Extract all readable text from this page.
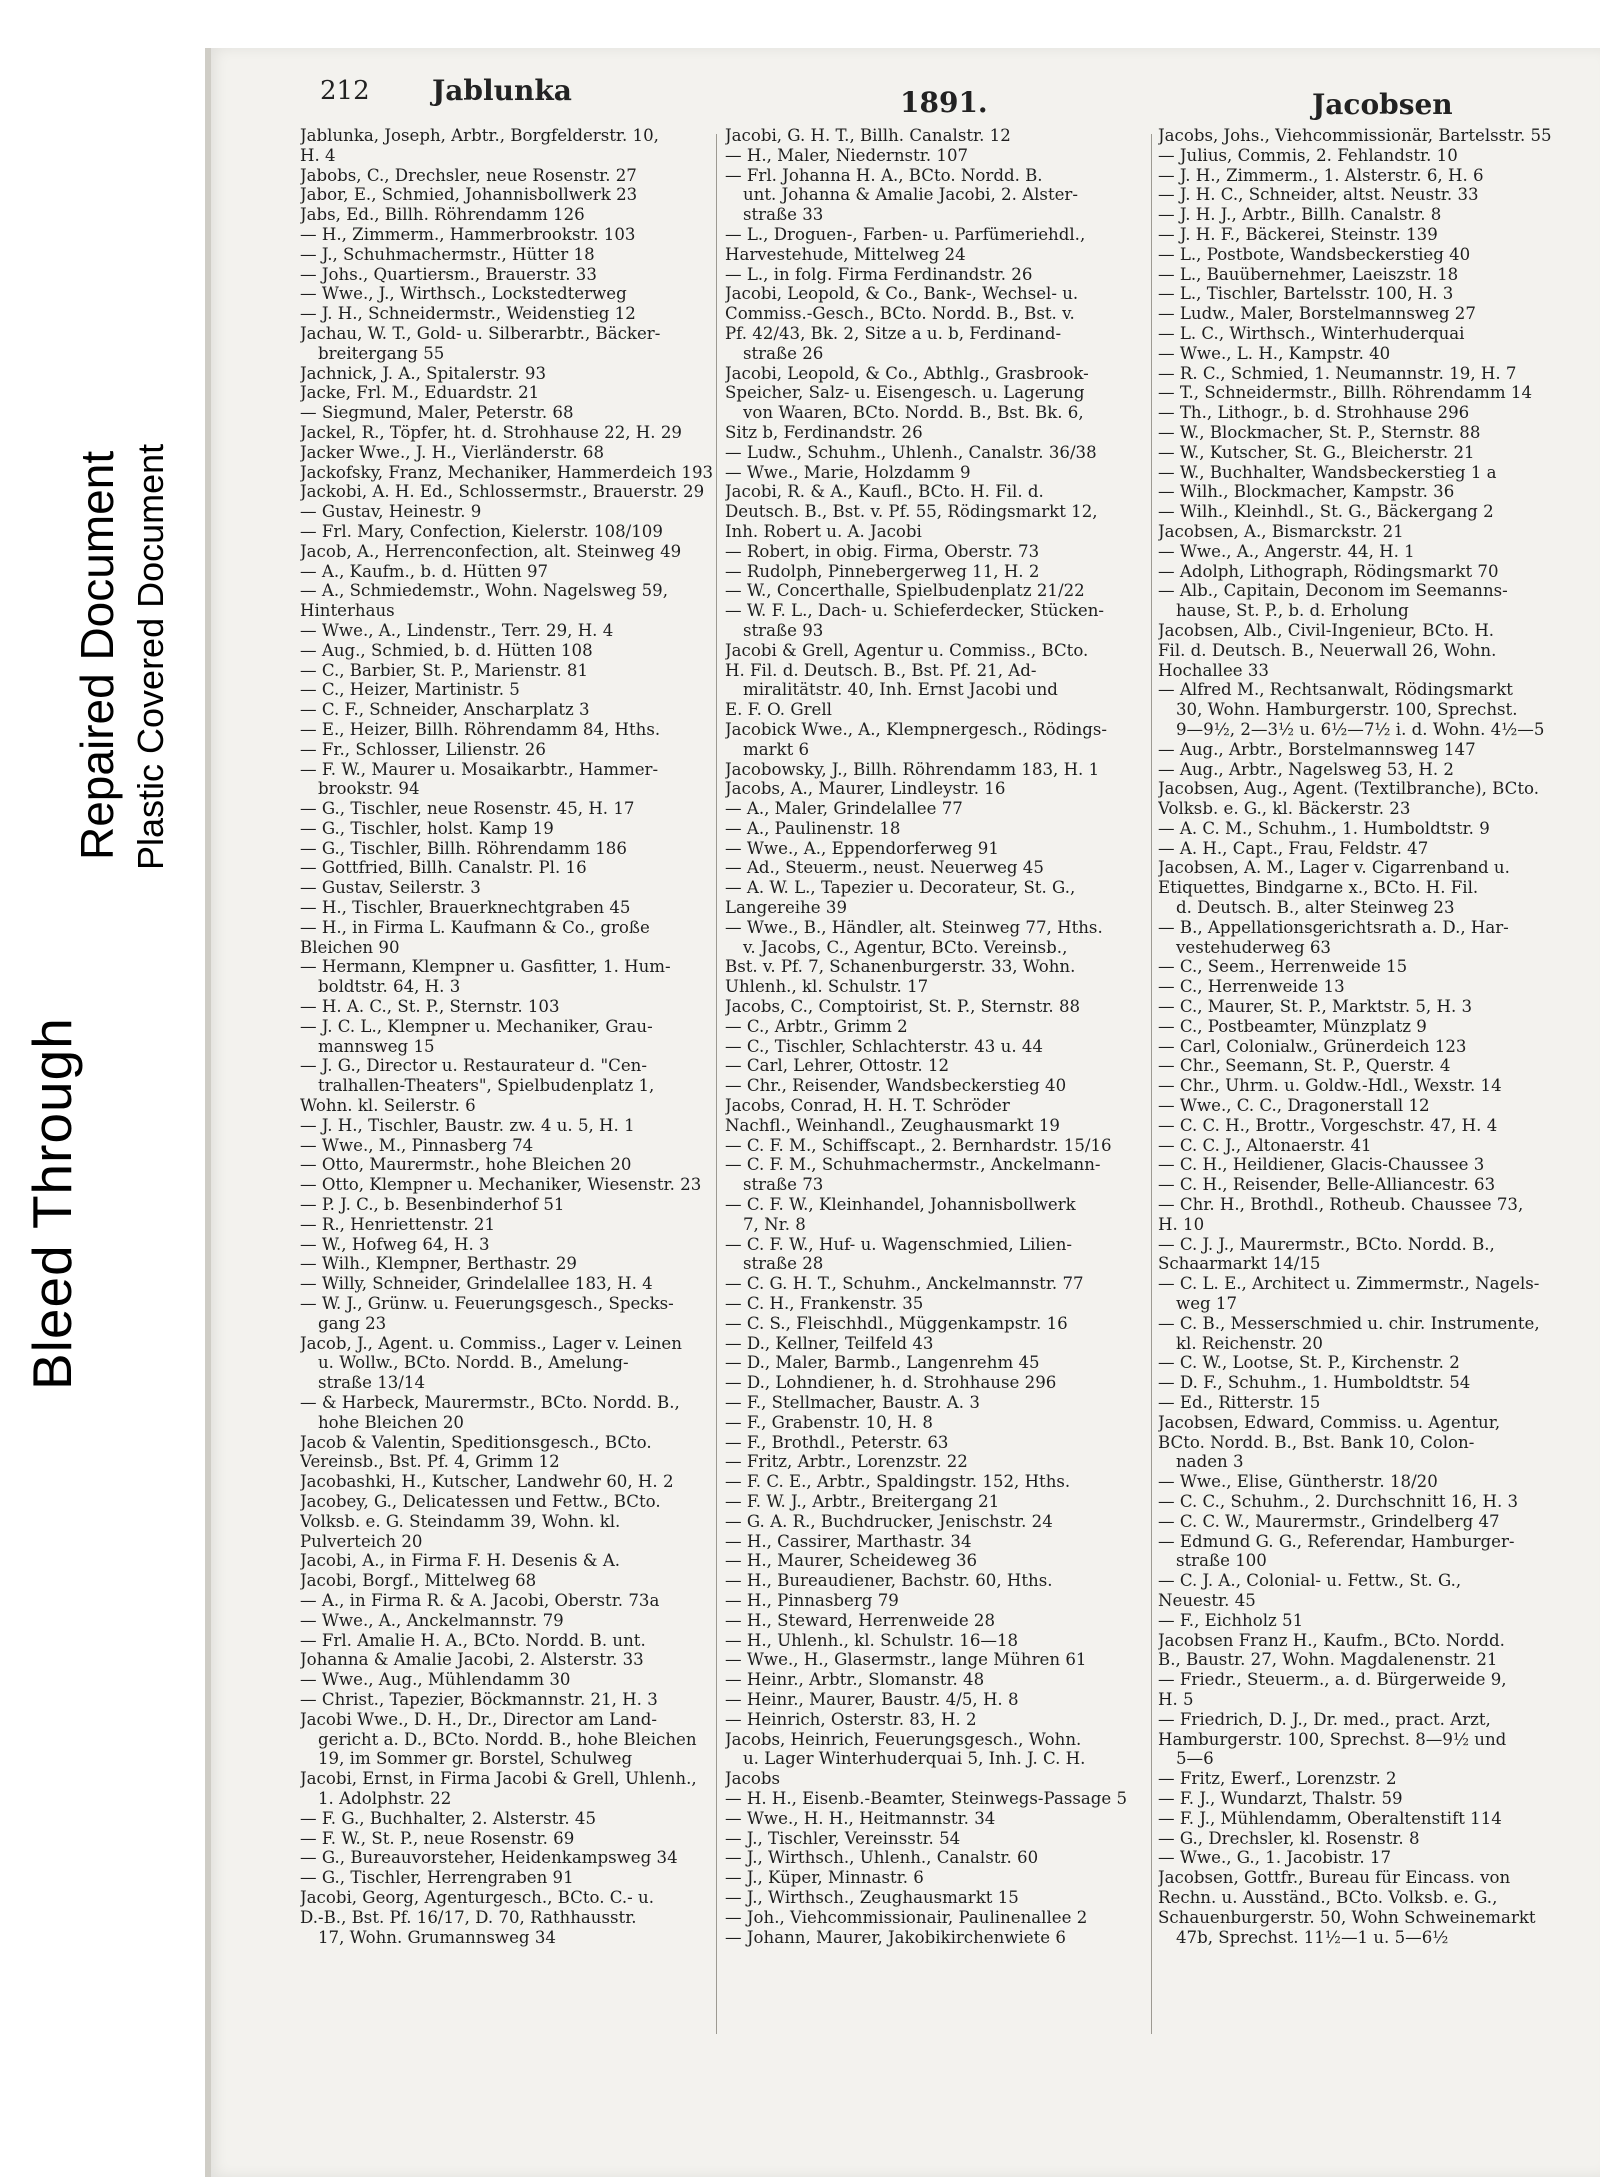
Bleed Through
Repaired Document Plastic Covered Document
212 Jablunka	1891.	Jacobsen
Jablunka, Joseph, Arbtr., Borgfelderstr. 10,
H. 4
Jabobs, C., Drechsler, neue Rosenstr. 27
Jabor, E., Schmied, Johannisbollwerk 23
Jabs, Ed., Billh. Röhrendamm 126
— H., Zimmerm., Hammerbrookstr. 103
— J., Schuhmachermstr., Hütter 18
— Johs., Quartiersm., Brauerstr. 33
— Wwe., J., Wirthsch., Lockstedterweg
— J. H., Schneidermstr., Weidenstieg 12
Jachau, W. T., Gold- u. Silberarbtr., Bäcker-
breitergang 55
Jachnick, J. A., Spitalerstr. 93
Jacke, Frl. M., Eduardstr. 21
— Siegmund, Maler, Peterstr. 68
Jackel, R., Töpfer, ht. d. Strohhause 22, H. 29
Jacker Wwe., J. H., Vierländerstr. 68
Jackofsky, Franz, Mechaniker, Hammerdeich 193
Jackobi, A. H. Ed., Schlossermstr., Brauerstr. 29
— Gustav, Heinestr. 9
— Frl. Mary, Confection, Kielerstr. 108/109
Jacob, A., Herrenconfection, alt. Steinweg 49
— A., Kaufm., b. d. Hütten 97
— A., Schmiedemstr., Wohn. Nagelsweg 59,
Hinterhaus
— Wwe., A., Lindenstr., Terr. 29, H. 4
— Aug., Schmied, b. d. Hütten 108
— C., Barbier, St. P., Marienstr. 81
— C., Heizer, Martinistr. 5
— C. F., Schneider, Anscharplatz 3
— E., Heizer, Billh. Röhrendamm 84, Hths.
— Fr., Schlosser, Lilienstr. 26
— F. W., Maurer u. Mosaikarbtr., Hammer-
brookstr. 94
— G., Tischler, neue Rosenstr. 45, H. 17
— G., Tischler, holst. Kamp 19
— G., Tischler, Billh. Röhrendamm 186
— Gottfried, Billh. Canalstr. Pl. 16
— Gustav, Seilerstr. 3
— H., Tischler, Brauerknechtgraben 45
— H., in Firma L. Kaufmann & Co., große
Bleichen 90
— Hermann, Klempner u. Gasfitter, 1. Hum-
boldtstr. 64, H. 3
— H. A. C., St. P., Sternstr. 103
— J. C. L., Klempner u. Mechaniker, Grau-
mannsweg 15
— J. G., Director u. Restaurateur d. "Cen-
tralhallen-Theaters", Spielbudenplatz 1,
Wohn. kl. Seilerstr. 6
— J. H., Tischler, Baustr. zw. 4 u. 5, H. 1
— Wwe., M., Pinnasberg 74
— Otto, Maurermstr., hohe Bleichen 20
— Otto, Klempner u. Mechaniker, Wiesenstr. 23
— P. J. C., b. Besenbinderhof 51
— R., Henriettenstr. 21
— W., Hofweg 64, H. 3
— Wilh., Klempner, Berthastr. 29
— Willy, Schneider, Grindelallee 183, H. 4
— W. J., Grünw. u. Feuerungsgesch., Specks-
gang 23
Jacob, J., Agent. u. Commiss., Lager v. Leinen
u. Wollw., BCto. Nordd. B., Amelung-
straße 13/14
— & Harbeck, Maurermstr., BCto. Nordd. B.,
hohe Bleichen 20
Jacob & Valentin, Speditionsgesch., BCto.
Vereinsb., Bst. Pf. 4, Grimm 12
Jacobashki, H., Kutscher, Landwehr 60, H. 2
Jacobey, G., Delicatessen und Fettw., BCto.
Volksb. e. G. Steindamm 39, Wohn. kl.
Pulverteich 20
Jacobi, A., in Firma F. H. Desenis & A.
Jacobi, Borgf., Mittelweg 68
— A., in Firma R. & A. Jacobi, Oberstr. 73a
— Wwe., A., Anckelmannstr. 79
— Frl. Amalie H. A., BCto. Nordd. B. unt.
Johanna & Amalie Jacobi, 2. Alsterstr. 33
— Wwe., Aug., Mühlendamm 30
— Christ., Tapezier, Böckmannstr. 21, H. 3
Jacobi Wwe., D. H., Dr., Director am Land-
gericht a. D., BCto. Nordd. B., hohe Bleichen
19, im Sommer gr. Borstel, Schulweg
Jacobi, Ernst, in Firma Jacobi & Grell, Uhlenh.,
1. Adolphstr. 22
— F. G., Buchhalter, 2. Alsterstr. 45
— F. W., St. P., neue Rosenstr. 69
— G., Bureauvorsteher, Heidenkampsweg 34
— G., Tischler, Herrengraben 91
Jacobi, Georg, Agenturgesch., BCto. C.- u.
D.-B., Bst. Pf. 16/17, D. 70, Rathhausstr.
17, Wohn. Grumannsweg 34
Jacobi, G. H. T., Billh. Canalstr. 12
— H., Maler, Niedernstr. 107
— Frl. Johanna H. A., BCto. Nordd. B.
unt. Johanna & Amalie Jacobi, 2. Alster-
straße 33
— L., Droguen-, Farben- u. Parfümeriehdl.,
Harvestehude, Mittelweg 24
— L., in folg. Firma Ferdinandstr. 26
Jacobi, Leopold, & Co., Bank-, Wechsel- u.
Commiss.-Gesch., BCto. Nordd. B., Bst. v.
Pf. 42/43, Bk. 2, Sitze a u. b, Ferdinand-
straße 26
Jacobi, Leopold, & Co., Abthlg., Grasbrook-
Speicher, Salz- u. Eisengesch. u. Lagerung
von Waaren, BCto. Nordd. B., Bst. Bk. 6,
Sitz b, Ferdinandstr. 26
— Ludw., Schuhm., Uhlenh., Canalstr. 36/38
— Wwe., Marie, Holzdamm 9
Jacobi, R. & A., Kaufl., BCto. H. Fil. d.
Deutsch. B., Bst. v. Pf. 55, Rödingsmarkt 12,
Inh. Robert u. A. Jacobi
— Robert, in obig. Firma, Oberstr. 73
— Rudolph, Pinnebergerweg 11, H. 2
— W., Concerthalle, Spielbudenplatz 21/22
— W. F. L., Dach- u. Schieferdecker, Stücken-
straße 93
Jacobi & Grell, Agentur u. Commiss., BCto.
H. Fil. d. Deutsch. B., Bst. Pf. 21, Ad-
miralitätstr. 40, Inh. Ernst Jacobi und
E. F. O. Grell
Jacobick Wwe., A., Klempnergesch., Rödings-
markt 6
Jacobowsky, J., Billh. Röhrendamm 183, H. 1
Jacobs, A., Maurer, Lindleystr. 16
— A., Maler, Grindelallee 77
— A., Paulinenstr. 18
— Wwe., A., Eppendorferweg 91
— Ad., Steuerm., neust. Neuerweg 45
— A. W. L., Tapezier u. Decorateur, St. G.,
Langereihe 39
— Wwe., B., Händler, alt. Steinweg 77, Hths.
v. Jacobs, C., Agentur, BCto. Vereinsb.,
Bst. v. Pf. 7, Schanenburgerstr. 33, Wohn.
Uhlenh., kl. Schulstr. 17
Jacobs, C., Comptoirist, St. P., Sternstr. 88
— C., Arbtr., Grimm 2
— C., Tischler, Schlachterstr. 43 u. 44
— Carl, Lehrer, Ottostr. 12
— Chr., Reisender, Wandsbeckerstieg 40
Jacobs, Conrad, H. H. T. Schröder
Nachfl., Weinhandl., Zeughausmarkt 19
— C. F. M., Schiffscapt., 2. Bernhardstr. 15/16
— C. F. M., Schuhmachermstr., Anckelmann-
straße 73
— C. F. W., Kleinhandel, Johannisbollwerk
7, Nr. 8
— C. F. W., Huf- u. Wagenschmied, Lilien-
straße 28
— C. G. H. T., Schuhm., Anckelmannstr. 77
— C. H., Frankenstr. 35
— C. S., Fleischhdl., Müggenkampstr. 16
— D., Kellner, Teilfeld 43
— D., Maler, Barmb., Langenrehm 45
— D., Lohndiener, h. d. Strohhause 296
— F., Stellmacher, Baustr. A. 3
— F., Grabenstr. 10, H. 8
— F., Brothdl., Peterstr. 63
— Fritz, Arbtr., Lorenzstr. 22
— F. C. E., Arbtr., Spaldingstr. 152, Hths.
— F. W. J., Arbtr., Breitergang 21
— G. A. R., Buchdrucker, Jenischstr. 24
— H., Cassirer, Marthastr. 34
— H., Maurer, Scheideweg 36
— H., Bureaudiener, Bachstr. 60, Hths.
— H., Pinnasberg 79
— H., Steward, Herrenweide 28
— H., Uhlenh., kl. Schulstr. 16—18
— Wwe., H., Glasermstr., lange Mühren 61
— Heinr., Arbtr., Slomanstr. 48
— Heinr., Maurer, Baustr. 4/5, H. 8
— Heinrich, Osterstr. 83, H. 2
Jacobs, Heinrich, Feuerungsgesch., Wohn.
u. Lager Winterhuderquai 5, Inh. J. C. H.
Jacobs
— H. H., Eisenb.-Beamter, Steinwegs-Passage 5
— Wwe., H. H., Heitmannstr. 34
— J., Tischler, Vereinsstr. 54
— J., Wirthsch., Uhlenh., Canalstr. 60
— J., Küper, Minnastr. 6
— J., Wirthsch., Zeughausmarkt 15
— Joh., Viehcommissionair, Paulinenallee 2
— Johann, Maurer, Jakobikirchenwiete 6
Jacobs, Johs., Viehcommissionär, Bartelsstr. 55
— Julius, Commis, 2. Fehlandstr. 10
— J. H., Zimmerm., 1. Alsterstr. 6, H. 6
— J. H. C., Schneider, altst. Neustr. 33
— J. H. J., Arbtr., Billh. Canalstr. 8
— J. H. F., Bäckerei, Steinstr. 139
— L., Postbote, Wandsbeckerstieg 40
— L., Bauübernehmer, Laeiszstr. 18
— L., Tischler, Bartelsstr. 100, H. 3
— Ludw., Maler, Borstelmannsweg 27
— L. C., Wirthsch., Winterhuderquai
— Wwe., L. H., Kampstr. 40
— R. C., Schmied, 1. Neumannstr. 19, H. 7
— T., Schneidermstr., Billh. Röhrendamm 14
— Th., Lithogr., b. d. Strohhause 296
— W., Blockmacher, St. P., Sternstr. 88
— W., Kutscher, St. G., Bleicherstr. 21
— W., Buchhalter, Wandsbeckerstieg 1 a
— Wilh., Blockmacher, Kampstr. 36
— Wilh., Kleinhdl., St. G., Bäckergang 2
Jacobsen, A., Bismarckstr. 21
— Wwe., A., Angerstr. 44, H. 1
— Adolph, Lithograph, Rödingsmarkt 70
— Alb., Capitain, Deconom im Seemanns-
hause, St. P., b. d. Erholung
Jacobsen, Alb., Civil-Ingenieur, BCto. H.
Fil. d. Deutsch. B., Neuerwall 26, Wohn.
Hochallee 33
— Alfred M., Rechtsanwalt, Rödingsmarkt
30, Wohn. Hamburgerstr. 100, Sprechst.
9—9½, 2—3½ u. 6½—7½ i. d. Wohn. 4½—5
— Aug., Arbtr., Borstelmannsweg 147
— Aug., Arbtr., Nagelsweg 53, H. 2
Jacobsen, Aug., Agent. (Textilbranche), BCto.
Volksb. e. G., kl. Bäckerstr. 23
— A. C. M., Schuhm., 1. Humboldtstr. 9
— A. H., Capt., Frau, Feldstr. 47
Jacobsen, A. M., Lager v. Cigarrenband u.
Etiquettes, Bindgarne x., BCto. H. Fil.
d. Deutsch. B., alter Steinweg 23
— B., Appellationsgerichtsrath a. D., Har-
vestehuderweg 63
— C., Seem., Herrenweide 15
— C., Herrenweide 13
— C., Maurer, St. P., Marktstr. 5, H. 3
— C., Postbeamter, Münzplatz 9
— Carl, Colonialw., Grünerdeich 123
— Chr., Seemann, St. P., Querstr. 4
— Chr., Uhrm. u. Goldw.-Hdl., Wexstr. 14
— Wwe., C. C., Dragonerstall 12
— C. C. H., Brottr., Vorgeschstr. 47, H. 4
— C. C. J., Altonaerstr. 41
— C. H., Heildiener, Glacis-Chaussee 3
— C. H., Reisender, Belle-Alliancestr. 63
— Chr. H., Brothdl., Rotheub. Chaussee 73,
H. 10
— C. J. J., Maurermstr., BCto. Nordd. B.,
Schaarmarkt 14/15
— C. L. E., Architect u. Zimmermstr., Nagels-
weg 17
— C. B., Messerschmied u. chir. Instrumente,
kl. Reichenstr. 20
— C. W., Lootse, St. P., Kirchenstr. 2
— D. F., Schuhm., 1. Humboldtstr. 54
— Ed., Ritterstr. 15
Jacobsen, Edward, Commiss. u. Agentur,
BCto. Nordd. B., Bst. Bank 10, Colon-
naden 3
— Wwe., Elise, Güntherstr. 18/20
— C. C., Schuhm., 2. Durchschnitt 16, H. 3
— C. C. W., Maurermstr., Grindelberg 47
— Edmund G. G., Referendar, Hamburger-
straße 100
— C. J. A., Colonial- u. Fettw., St. G.,
Neuestr. 45
— F., Eichholz 51
Jacobsen Franz H., Kaufm., BCto. Nordd.
B., Baustr. 27, Wohn. Magdalenenstr. 21
— Friedr., Steuerm., a. d. Bürgerweide 9,
H. 5
— Friedrich, D. J., Dr. med., pract. Arzt,
Hamburgerstr. 100, Sprechst. 8—9½ und
5—6
— Fritz, Ewerf., Lorenzstr. 2
— F. J., Wundarzt, Thalstr. 59
— F. J., Mühlendamm, Oberaltenstift 114
— G., Drechsler, kl. Rosenstr. 8
— Wwe., G., 1. Jacobistr. 17
Jacobsen, Gottfr., Bureau für Eincass. von
Rechn. u. Ausständ., BCto. Volksb. e. G.,
Schauenburgerstr. 50, Wohn Schweinemarkt
47b, Sprechst. 11½—1 u. 5—6½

────────────────────────────────────────

EXERCISE PROMPT
Read through the data and copy every line where "Peterstr" shows up.

THE ANSWER
— Siegmund, Maler, Peterstr. 68
— F., Brothdl., Peterstr. 63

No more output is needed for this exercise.